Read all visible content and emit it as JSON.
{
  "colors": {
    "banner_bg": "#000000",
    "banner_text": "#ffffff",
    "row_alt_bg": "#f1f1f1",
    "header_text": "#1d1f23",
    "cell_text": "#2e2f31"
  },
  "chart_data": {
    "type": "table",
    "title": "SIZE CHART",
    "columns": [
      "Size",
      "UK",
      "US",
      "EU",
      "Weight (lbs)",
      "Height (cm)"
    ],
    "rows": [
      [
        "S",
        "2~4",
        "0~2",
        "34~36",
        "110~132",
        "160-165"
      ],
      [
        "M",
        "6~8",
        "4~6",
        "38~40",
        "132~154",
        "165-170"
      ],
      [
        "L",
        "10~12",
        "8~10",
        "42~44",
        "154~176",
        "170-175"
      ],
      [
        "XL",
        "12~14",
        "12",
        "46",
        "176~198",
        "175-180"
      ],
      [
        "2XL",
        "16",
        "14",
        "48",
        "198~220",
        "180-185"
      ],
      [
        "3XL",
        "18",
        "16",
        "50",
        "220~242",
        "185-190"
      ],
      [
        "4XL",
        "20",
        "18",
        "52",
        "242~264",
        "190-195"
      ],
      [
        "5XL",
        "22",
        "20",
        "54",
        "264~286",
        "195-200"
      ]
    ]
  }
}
▬▬▬▬▬▬▬▬▬▬
● **TASK REQUIREMENTS**: The entries above should be repeated exactly, every one of them.

● **SOLUTION TO THIS EXERCISE**:
Read all visible content and emit it as JSON.
{
  "colors": {
    "banner_bg": "#000000",
    "banner_text": "#ffffff",
    "row_alt_bg": "#f1f1f1",
    "header_text": "#1d1f23",
    "cell_text": "#2e2f31"
  },
  "chart_data": {
    "type": "table",
    "title": "SIZE CHART",
    "columns": [
      "Size",
      "UK",
      "US",
      "EU",
      "Weight (lbs)",
      "Height (cm)"
    ],
    "rows": [
      [
        "S",
        "2~4",
        "0~2",
        "34~36",
        "110~132",
        "160-165"
      ],
      [
        "M",
        "6~8",
        "4~6",
        "38~40",
        "132~154",
        "165-170"
      ],
      [
        "L",
        "10~12",
        "8~10",
        "42~44",
        "154~176",
        "170-175"
      ],
      [
        "XL",
        "12~14",
        "12",
        "46",
        "176~198",
        "175-180"
      ],
      [
        "2XL",
        "16",
        "14",
        "48",
        "198~220",
        "180-185"
      ],
      [
        "3XL",
        "18",
        "16",
        "50",
        "220~242",
        "185-190"
      ],
      [
        "4XL",
        "20",
        "18",
        "52",
        "242~264",
        "190-195"
      ],
      [
        "5XL",
        "22",
        "20",
        "54",
        "264~286",
        "195-200"
      ]
    ]
  }
}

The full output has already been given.